→ **WHAT YOU SHOULD DO**: Transcribe every line of the records verbatim.

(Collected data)
--- start ---

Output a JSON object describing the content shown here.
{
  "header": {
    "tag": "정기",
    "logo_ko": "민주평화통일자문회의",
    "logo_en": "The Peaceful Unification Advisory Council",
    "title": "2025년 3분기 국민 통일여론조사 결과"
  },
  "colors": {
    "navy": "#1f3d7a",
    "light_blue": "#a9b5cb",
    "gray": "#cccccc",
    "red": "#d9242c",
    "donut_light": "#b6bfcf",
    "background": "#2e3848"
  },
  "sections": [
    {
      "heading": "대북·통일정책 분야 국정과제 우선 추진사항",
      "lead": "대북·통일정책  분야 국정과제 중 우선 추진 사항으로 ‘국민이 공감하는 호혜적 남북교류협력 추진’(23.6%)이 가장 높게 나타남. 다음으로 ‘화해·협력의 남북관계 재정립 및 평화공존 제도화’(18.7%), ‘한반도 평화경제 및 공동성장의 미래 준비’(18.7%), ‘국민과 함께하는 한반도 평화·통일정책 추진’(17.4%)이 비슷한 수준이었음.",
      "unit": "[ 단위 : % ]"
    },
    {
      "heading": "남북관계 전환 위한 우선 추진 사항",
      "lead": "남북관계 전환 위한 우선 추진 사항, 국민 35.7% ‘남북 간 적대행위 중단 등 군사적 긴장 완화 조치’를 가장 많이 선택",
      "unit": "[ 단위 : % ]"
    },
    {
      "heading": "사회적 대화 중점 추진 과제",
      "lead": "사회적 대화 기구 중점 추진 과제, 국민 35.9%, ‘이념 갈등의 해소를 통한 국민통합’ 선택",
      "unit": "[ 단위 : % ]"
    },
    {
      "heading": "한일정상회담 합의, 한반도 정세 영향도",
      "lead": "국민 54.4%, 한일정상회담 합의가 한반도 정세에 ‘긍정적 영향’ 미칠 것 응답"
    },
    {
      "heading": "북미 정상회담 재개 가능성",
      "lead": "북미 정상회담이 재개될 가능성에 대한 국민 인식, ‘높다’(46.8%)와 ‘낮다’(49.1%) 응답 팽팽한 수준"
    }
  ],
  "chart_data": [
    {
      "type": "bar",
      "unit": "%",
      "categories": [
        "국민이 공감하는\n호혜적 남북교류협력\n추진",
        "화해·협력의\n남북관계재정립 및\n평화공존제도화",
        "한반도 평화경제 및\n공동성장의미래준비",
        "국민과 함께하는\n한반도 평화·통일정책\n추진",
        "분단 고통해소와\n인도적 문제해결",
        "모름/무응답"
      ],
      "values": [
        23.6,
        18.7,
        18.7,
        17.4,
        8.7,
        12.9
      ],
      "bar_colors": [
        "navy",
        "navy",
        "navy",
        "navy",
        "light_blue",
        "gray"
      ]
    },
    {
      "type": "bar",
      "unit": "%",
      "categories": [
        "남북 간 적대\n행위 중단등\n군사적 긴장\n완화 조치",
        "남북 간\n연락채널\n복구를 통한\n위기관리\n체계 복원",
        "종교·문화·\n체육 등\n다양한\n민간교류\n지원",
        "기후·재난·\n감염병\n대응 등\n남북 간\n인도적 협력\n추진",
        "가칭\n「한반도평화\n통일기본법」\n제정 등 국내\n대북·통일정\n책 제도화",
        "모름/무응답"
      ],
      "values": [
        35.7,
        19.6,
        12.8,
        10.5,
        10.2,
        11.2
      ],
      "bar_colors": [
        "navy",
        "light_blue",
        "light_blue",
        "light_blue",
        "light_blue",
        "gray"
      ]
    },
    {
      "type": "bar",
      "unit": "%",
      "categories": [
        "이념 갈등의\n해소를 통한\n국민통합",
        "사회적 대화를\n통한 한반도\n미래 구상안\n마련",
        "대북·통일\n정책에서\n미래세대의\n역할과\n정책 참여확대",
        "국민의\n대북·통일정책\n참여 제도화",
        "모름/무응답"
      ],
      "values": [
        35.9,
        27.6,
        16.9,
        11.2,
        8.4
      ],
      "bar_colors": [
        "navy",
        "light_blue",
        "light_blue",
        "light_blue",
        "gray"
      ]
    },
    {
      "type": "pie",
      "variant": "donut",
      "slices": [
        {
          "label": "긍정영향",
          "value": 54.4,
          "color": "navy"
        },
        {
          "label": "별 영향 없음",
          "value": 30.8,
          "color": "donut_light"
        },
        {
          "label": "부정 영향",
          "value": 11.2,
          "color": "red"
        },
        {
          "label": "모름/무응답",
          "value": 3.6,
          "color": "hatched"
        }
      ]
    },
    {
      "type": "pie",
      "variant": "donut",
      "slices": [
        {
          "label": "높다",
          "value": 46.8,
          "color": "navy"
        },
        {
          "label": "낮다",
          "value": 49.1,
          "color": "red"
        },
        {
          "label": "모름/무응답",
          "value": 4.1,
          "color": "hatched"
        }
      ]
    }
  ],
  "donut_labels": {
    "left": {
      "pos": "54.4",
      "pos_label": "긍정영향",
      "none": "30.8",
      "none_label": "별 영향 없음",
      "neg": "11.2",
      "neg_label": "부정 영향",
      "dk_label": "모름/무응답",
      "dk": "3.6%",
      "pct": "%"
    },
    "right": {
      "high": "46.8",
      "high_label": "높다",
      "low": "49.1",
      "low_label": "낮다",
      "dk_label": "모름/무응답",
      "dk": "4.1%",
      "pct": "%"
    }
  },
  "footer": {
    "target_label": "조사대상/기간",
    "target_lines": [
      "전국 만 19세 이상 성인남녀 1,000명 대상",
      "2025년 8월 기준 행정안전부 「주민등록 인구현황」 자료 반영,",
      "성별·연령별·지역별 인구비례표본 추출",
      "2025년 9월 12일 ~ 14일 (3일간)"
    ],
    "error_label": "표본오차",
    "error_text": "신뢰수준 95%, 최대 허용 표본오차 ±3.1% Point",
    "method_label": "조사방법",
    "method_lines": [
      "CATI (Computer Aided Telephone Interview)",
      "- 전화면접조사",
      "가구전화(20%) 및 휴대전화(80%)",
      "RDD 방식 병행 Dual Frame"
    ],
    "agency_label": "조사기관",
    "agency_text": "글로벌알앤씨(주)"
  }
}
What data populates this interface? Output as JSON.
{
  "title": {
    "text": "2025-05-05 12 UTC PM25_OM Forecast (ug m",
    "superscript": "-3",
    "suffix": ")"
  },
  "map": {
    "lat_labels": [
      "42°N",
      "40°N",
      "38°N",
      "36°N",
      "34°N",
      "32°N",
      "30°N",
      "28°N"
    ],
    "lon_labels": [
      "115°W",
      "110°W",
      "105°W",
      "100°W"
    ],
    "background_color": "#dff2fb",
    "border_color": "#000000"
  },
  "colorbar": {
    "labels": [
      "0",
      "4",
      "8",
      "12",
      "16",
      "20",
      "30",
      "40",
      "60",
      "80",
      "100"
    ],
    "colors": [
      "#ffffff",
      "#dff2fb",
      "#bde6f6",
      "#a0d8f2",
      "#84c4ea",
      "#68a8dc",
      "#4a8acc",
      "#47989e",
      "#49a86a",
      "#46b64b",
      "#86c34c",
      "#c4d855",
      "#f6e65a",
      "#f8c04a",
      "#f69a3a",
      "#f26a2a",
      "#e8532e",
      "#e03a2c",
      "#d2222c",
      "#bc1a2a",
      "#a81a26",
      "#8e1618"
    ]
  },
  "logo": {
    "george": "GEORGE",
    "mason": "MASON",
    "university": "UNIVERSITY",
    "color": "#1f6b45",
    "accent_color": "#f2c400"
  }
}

--- end ---

→ **RESPONSE**:
Output a JSON object describing the content shown here.
{
  "header": {
    "tag": "정기",
    "logo_ko": "민주평화통일자문회의",
    "logo_en": "The Peaceful Unification Advisory Council",
    "title": "2025년 3분기 국민 통일여론조사 결과"
  },
  "colors": {
    "navy": "#1f3d7a",
    "light_blue": "#a9b5cb",
    "gray": "#cccccc",
    "red": "#d9242c",
    "donut_light": "#b6bfcf",
    "background": "#2e3848"
  },
  "sections": [
    {
      "heading": "대북·통일정책 분야 국정과제 우선 추진사항",
      "lead": "대북·통일정책  분야 국정과제 중 우선 추진 사항으로 ‘국민이 공감하는 호혜적 남북교류협력 추진’(23.6%)이 가장 높게 나타남. 다음으로 ‘화해·협력의 남북관계 재정립 및 평화공존 제도화’(18.7%), ‘한반도 평화경제 및 공동성장의 미래 준비’(18.7%), ‘국민과 함께하는 한반도 평화·통일정책 추진’(17.4%)이 비슷한 수준이었음.",
      "unit": "[ 단위 : % ]"
    },
    {
      "heading": "남북관계 전환 위한 우선 추진 사항",
      "lead": "남북관계 전환 위한 우선 추진 사항, 국민 35.7% ‘남북 간 적대행위 중단 등 군사적 긴장 완화 조치’를 가장 많이 선택",
      "unit": "[ 단위 : % ]"
    },
    {
      "heading": "사회적 대화 중점 추진 과제",
      "lead": "사회적 대화 기구 중점 추진 과제, 국민 35.9%, ‘이념 갈등의 해소를 통한 국민통합’ 선택",
      "unit": "[ 단위 : % ]"
    },
    {
      "heading": "한일정상회담 합의, 한반도 정세 영향도",
      "lead": "국민 54.4%, 한일정상회담 합의가 한반도 정세에 ‘긍정적 영향’ 미칠 것 응답"
    },
    {
      "heading": "북미 정상회담 재개 가능성",
      "lead": "북미 정상회담이 재개될 가능성에 대한 국민 인식, ‘높다’(46.8%)와 ‘낮다’(49.1%) 응답 팽팽한 수준"
    }
  ],
  "chart_data": [
    {
      "type": "bar",
      "unit": "%",
      "categories": [
        "국민이 공감하는\n호혜적 남북교류협력\n추진",
        "화해·협력의\n남북관계재정립 및\n평화공존제도화",
        "한반도 평화경제 및\n공동성장의미래준비",
        "국민과 함께하는\n한반도 평화·통일정책\n추진",
        "분단 고통해소와\n인도적 문제해결",
        "모름/무응답"
      ],
      "values": [
        23.6,
        18.7,
        18.7,
        17.4,
        8.7,
        12.9
      ],
      "bar_colors": [
        "navy",
        "navy",
        "navy",
        "navy",
        "light_blue",
        "gray"
      ]
    },
    {
      "type": "bar",
      "unit": "%",
      "categories": [
        "남북 간 적대\n행위 중단등\n군사적 긴장\n완화 조치",
        "남북 간\n연락채널\n복구를 통한\n위기관리\n체계 복원",
        "종교·문화·\n체육 등\n다양한\n민간교류\n지원",
        "기후·재난·\n감염병\n대응 등\n남북 간\n인도적 협력\n추진",
        "가칭\n「한반도평화\n통일기본법」\n제정 등 국내\n대북·통일정\n책 제도화",
        "모름/무응답"
      ],
      "values": [
        35.7,
        19.6,
        12.8,
        10.5,
        10.2,
        11.2
      ],
      "bar_colors": [
        "navy",
        "light_blue",
        "light_blue",
        "light_blue",
        "light_blue",
        "gray"
      ]
    },
    {
      "type": "bar",
      "unit": "%",
      "categories": [
        "이념 갈등의\n해소를 통한\n국민통합",
        "사회적 대화를\n통한 한반도\n미래 구상안\n마련",
        "대북·통일\n정책에서\n미래세대의\n역할과\n정책 참여확대",
        "국민의\n대북·통일정책\n참여 제도화",
        "모름/무응답"
      ],
      "values": [
        35.9,
        27.6,
        16.9,
        11.2,
        8.4
      ],
      "bar_colors": [
        "navy",
        "light_blue",
        "light_blue",
        "light_blue",
        "gray"
      ]
    },
    {
      "type": "pie",
      "variant": "donut",
      "slices": [
        {
          "label": "긍정영향",
          "value": 54.4,
          "color": "navy"
        },
        {
          "label": "별 영향 없음",
          "value": 30.8,
          "color": "donut_light"
        },
        {
          "label": "부정 영향",
          "value": 11.2,
          "color": "red"
        },
        {
          "label": "모름/무응답",
          "value": 3.6,
          "color": "hatched"
        }
      ]
    },
    {
      "type": "pie",
      "variant": "donut",
      "slices": [
        {
          "label": "높다",
          "value": 46.8,
          "color": "navy"
        },
        {
          "label": "낮다",
          "value": 49.1,
          "color": "red"
        },
        {
          "label": "모름/무응답",
          "value": 4.1,
          "color": "hatched"
        }
      ]
    }
  ],
  "donut_labels": {
    "left": {
      "pos": "54.4",
      "pos_label": "긍정영향",
      "none": "30.8",
      "none_label": "별 영향 없음",
      "neg": "11.2",
      "neg_label": "부정 영향",
      "dk_label": "모름/무응답",
      "dk": "3.6%",
      "pct": "%"
    },
    "right": {
      "high": "46.8",
      "high_label": "높다",
      "low": "49.1",
      "low_label": "낮다",
      "dk_label": "모름/무응답",
      "dk": "4.1%",
      "pct": "%"
    }
  },
  "footer": {
    "target_label": "조사대상/기간",
    "target_lines": [
      "전국 만 19세 이상 성인남녀 1,000명 대상",
      "2025년 8월 기준 행정안전부 「주민등록 인구현황」 자료 반영,",
      "성별·연령별·지역별 인구비례표본 추출",
      "2025년 9월 12일 ~ 14일 (3일간)"
    ],
    "error_label": "표본오차",
    "error_text": "신뢰수준 95%, 최대 허용 표본오차 ±3.1% Point",
    "method_label": "조사방법",
    "method_lines": [
      "CATI (Computer Aided Telephone Interview)",
      "- 전화면접조사",
      "가구전화(20%) 및 휴대전화(80%)",
      "RDD 방식 병행 Dual Frame"
    ],
    "agency_label": "조사기관",
    "agency_text": "글로벌알앤씨(주)"
  }
}
What data populates this interface? Output as JSON.
{
  "title": {
    "text": "2025-05-05 12 UTC PM25_OM Forecast (ug m",
    "superscript": "-3",
    "suffix": ")"
  },
  "map": {
    "lat_labels": [
      "42°N",
      "40°N",
      "38°N",
      "36°N",
      "34°N",
      "32°N",
      "30°N",
      "28°N"
    ],
    "lon_labels": [
      "115°W",
      "110°W",
      "105°W",
      "100°W"
    ],
    "background_color": "#dff2fb",
    "border_color": "#000000"
  },
  "colorbar": {
    "labels": [
      "0",
      "4",
      "8",
      "12",
      "16",
      "20",
      "30",
      "40",
      "60",
      "80",
      "100"
    ],
    "colors": [
      "#ffffff",
      "#dff2fb",
      "#bde6f6",
      "#a0d8f2",
      "#84c4ea",
      "#68a8dc",
      "#4a8acc",
      "#47989e",
      "#49a86a",
      "#46b64b",
      "#86c34c",
      "#c4d855",
      "#f6e65a",
      "#f8c04a",
      "#f69a3a",
      "#f26a2a",
      "#e8532e",
      "#e03a2c",
      "#d2222c",
      "#bc1a2a",
      "#a81a26",
      "#8e1618"
    ]
  },
  "logo": {
    "george": "GEORGE",
    "mason": "MASON",
    "university": "UNIVERSITY",
    "color": "#1f6b45",
    "accent_color": "#f2c400"
  }
}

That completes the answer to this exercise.